### What to do
Print the entries in full, word for word, but not the pictures.

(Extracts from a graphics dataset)
================

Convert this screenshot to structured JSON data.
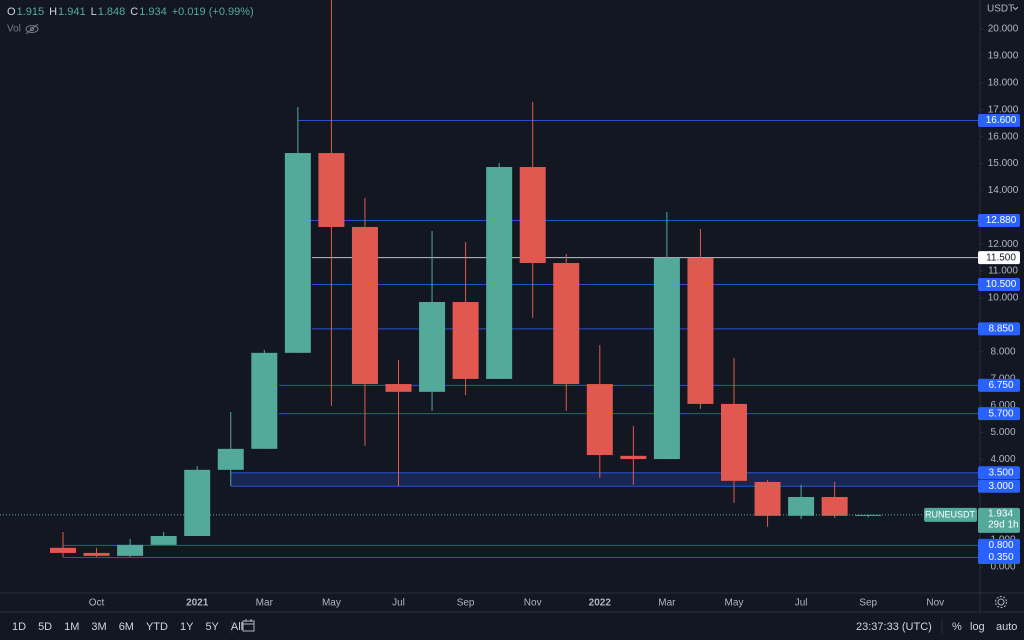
{
  "chart_data": {
    "type": "candlestick",
    "symbol": "RUNEUSDT",
    "currency": "USDT",
    "volume_label": "Vol",
    "header": {
      "open_label": "O",
      "high_label": "H",
      "low_label": "L",
      "close_label": "C",
      "change": "+0.019 (+0.99%)"
    },
    "categories": [
      null,
      "Oct",
      null,
      null,
      "2021",
      null,
      "Mar",
      null,
      "May",
      null,
      "Jul",
      null,
      "Sep",
      null,
      "Nov",
      null,
      "2022",
      null,
      "Mar",
      null,
      "May",
      null,
      "Jul",
      null,
      "Sep",
      null,
      "Nov"
    ],
    "open": [
      0.71,
      0.52,
      0.41,
      0.82,
      1.15,
      3.61,
      4.39,
      7.96,
      15.39,
      12.64,
      6.8,
      6.51,
      9.85,
      6.99,
      14.87,
      11.3,
      6.8,
      4.13,
      4.01,
      11.49,
      6.06,
      3.16,
      1.9,
      2.6,
      1.915,
      null,
      null
    ],
    "high": [
      1.3,
      0.71,
      1.04,
      1.3,
      3.75,
      5.76,
      8.07,
      17.1,
      21.2,
      13.72,
      7.7,
      12.49,
      12.08,
      15.02,
      17.29,
      11.64,
      8.25,
      5.24,
      13.2,
      12.57,
      7.77,
      3.23,
      3.05,
      3.16,
      1.941,
      null,
      null
    ],
    "low": [
      0.37,
      0.37,
      0.37,
      0.82,
      1.15,
      3.01,
      4.39,
      7.96,
      5.99,
      4.5,
      3.01,
      5.8,
      6.39,
      6.99,
      9.26,
      5.8,
      3.31,
      3.05,
      4.01,
      5.87,
      2.38,
      1.49,
      1.78,
      1.82,
      1.848,
      null,
      null
    ],
    "close": [
      0.52,
      0.41,
      0.82,
      1.15,
      3.61,
      4.39,
      7.96,
      15.39,
      12.64,
      6.8,
      6.51,
      9.85,
      6.99,
      14.87,
      11.3,
      6.8,
      4.16,
      4.01,
      11.49,
      6.06,
      3.2,
      1.9,
      2.6,
      1.9,
      1.934,
      null,
      null
    ],
    "up_color": "#53a99a",
    "down_color": "#e0584f",
    "ylim": [
      -0.97,
      21.08
    ],
    "yticks": [
      {
        "value": 0,
        "label": "0.000"
      },
      {
        "value": 1,
        "label": "1.000"
      },
      {
        "value": 4,
        "label": "4.000"
      },
      {
        "value": 5,
        "label": "5.000"
      },
      {
        "value": 6,
        "label": "6.000"
      },
      {
        "value": 7,
        "label": "7.000"
      },
      {
        "value": 8,
        "label": "8.000"
      },
      {
        "value": 10,
        "label": "10.000"
      },
      {
        "value": 11,
        "label": "11.000"
      },
      {
        "value": 12,
        "label": "12.000"
      },
      {
        "value": 14,
        "label": "14.000"
      },
      {
        "value": 15,
        "label": "15.000"
      },
      {
        "value": 16,
        "label": "16.000"
      },
      {
        "value": 17,
        "label": "17.000"
      },
      {
        "value": 18,
        "label": "18.000"
      },
      {
        "value": 19,
        "label": "19.000"
      },
      {
        "value": 20,
        "label": "20.000"
      }
    ],
    "levels": [
      {
        "value": 16.6,
        "label": "16.600"
      },
      {
        "value": 12.88,
        "label": "12.880"
      },
      {
        "value": 11.5,
        "label": "11.500"
      },
      {
        "value": 10.5,
        "label": "10.500"
      },
      {
        "value": 8.85,
        "label": "8.850"
      },
      {
        "value": 6.75,
        "label": "6.750"
      },
      {
        "value": 5.7,
        "label": "5.700"
      },
      {
        "value": 3.5,
        "label": "3.500"
      },
      {
        "value": 3,
        "label": "3.000"
      },
      {
        "value": 0.8,
        "label": "0.800"
      },
      {
        "value": 0.35,
        "label": "0.350"
      }
    ],
    "zone": [
      3,
      3.5
    ],
    "last_price": {
      "value": 1.934,
      "label": "1.934"
    },
    "countdown": "29d 1h"
  },
  "toolbar": {
    "ranges": [
      "1D",
      "5D",
      "1M",
      "3M",
      "6M",
      "YTD",
      "1Y",
      "5Y",
      "All"
    ],
    "clock": "23:37:33 (UTC)",
    "options": [
      "%",
      "log",
      "auto"
    ]
  }
}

================

### Exercise response
Convert this screenshot to structured JSON data.
{
  "chart_data": {
    "type": "candlestick",
    "symbol": "RUNEUSDT",
    "currency": "USDT",
    "volume_label": "Vol",
    "header": {
      "open_label": "O",
      "high_label": "H",
      "low_label": "L",
      "close_label": "C",
      "change": "+0.019 (+0.99%)"
    },
    "categories": [
      null,
      "Oct",
      null,
      null,
      "2021",
      null,
      "Mar",
      null,
      "May",
      null,
      "Jul",
      null,
      "Sep",
      null,
      "Nov",
      null,
      "2022",
      null,
      "Mar",
      null,
      "May",
      null,
      "Jul",
      null,
      "Sep",
      null,
      "Nov"
    ],
    "open": [
      0.71,
      0.52,
      0.41,
      0.82,
      1.15,
      3.61,
      4.39,
      7.96,
      15.39,
      12.64,
      6.8,
      6.51,
      9.85,
      6.99,
      14.87,
      11.3,
      6.8,
      4.13,
      4.01,
      11.49,
      6.06,
      3.16,
      1.9,
      2.6,
      1.915,
      null,
      null
    ],
    "high": [
      1.3,
      0.71,
      1.04,
      1.3,
      3.75,
      5.76,
      8.07,
      17.1,
      21.2,
      13.72,
      7.7,
      12.49,
      12.08,
      15.02,
      17.29,
      11.64,
      8.25,
      5.24,
      13.2,
      12.57,
      7.77,
      3.23,
      3.05,
      3.16,
      1.941,
      null,
      null
    ],
    "low": [
      0.37,
      0.37,
      0.37,
      0.82,
      1.15,
      3.01,
      4.39,
      7.96,
      5.99,
      4.5,
      3.01,
      5.8,
      6.39,
      6.99,
      9.26,
      5.8,
      3.31,
      3.05,
      4.01,
      5.87,
      2.38,
      1.49,
      1.78,
      1.82,
      1.848,
      null,
      null
    ],
    "close": [
      0.52,
      0.41,
      0.82,
      1.15,
      3.61,
      4.39,
      7.96,
      15.39,
      12.64,
      6.8,
      6.51,
      9.85,
      6.99,
      14.87,
      11.3,
      6.8,
      4.16,
      4.01,
      11.49,
      6.06,
      3.2,
      1.9,
      2.6,
      1.9,
      1.934,
      null,
      null
    ],
    "up_color": "#53a99a",
    "down_color": "#e0584f",
    "ylim": [
      -0.97,
      21.08
    ],
    "yticks": [
      {
        "value": 0,
        "label": "0.000"
      },
      {
        "value": 1,
        "label": "1.000"
      },
      {
        "value": 4,
        "label": "4.000"
      },
      {
        "value": 5,
        "label": "5.000"
      },
      {
        "value": 6,
        "label": "6.000"
      },
      {
        "value": 7,
        "label": "7.000"
      },
      {
        "value": 8,
        "label": "8.000"
      },
      {
        "value": 10,
        "label": "10.000"
      },
      {
        "value": 11,
        "label": "11.000"
      },
      {
        "value": 12,
        "label": "12.000"
      },
      {
        "value": 14,
        "label": "14.000"
      },
      {
        "value": 15,
        "label": "15.000"
      },
      {
        "value": 16,
        "label": "16.000"
      },
      {
        "value": 17,
        "label": "17.000"
      },
      {
        "value": 18,
        "label": "18.000"
      },
      {
        "value": 19,
        "label": "19.000"
      },
      {
        "value": 20,
        "label": "20.000"
      }
    ],
    "levels": [
      {
        "value": 16.6,
        "label": "16.600"
      },
      {
        "value": 12.88,
        "label": "12.880"
      },
      {
        "value": 11.5,
        "label": "11.500"
      },
      {
        "value": 10.5,
        "label": "10.500"
      },
      {
        "value": 8.85,
        "label": "8.850"
      },
      {
        "value": 6.75,
        "label": "6.750"
      },
      {
        "value": 5.7,
        "label": "5.700"
      },
      {
        "value": 3.5,
        "label": "3.500"
      },
      {
        "value": 3,
        "label": "3.000"
      },
      {
        "value": 0.8,
        "label": "0.800"
      },
      {
        "value": 0.35,
        "label": "0.350"
      }
    ],
    "zone": [
      3,
      3.5
    ],
    "last_price": {
      "value": 1.934,
      "label": "1.934"
    },
    "countdown": "29d 1h"
  },
  "toolbar": {
    "ranges": [
      "1D",
      "5D",
      "1M",
      "3M",
      "6M",
      "YTD",
      "1Y",
      "5Y",
      "All"
    ],
    "clock": "23:37:33 (UTC)",
    "options": [
      "%",
      "log",
      "auto"
    ]
  }
}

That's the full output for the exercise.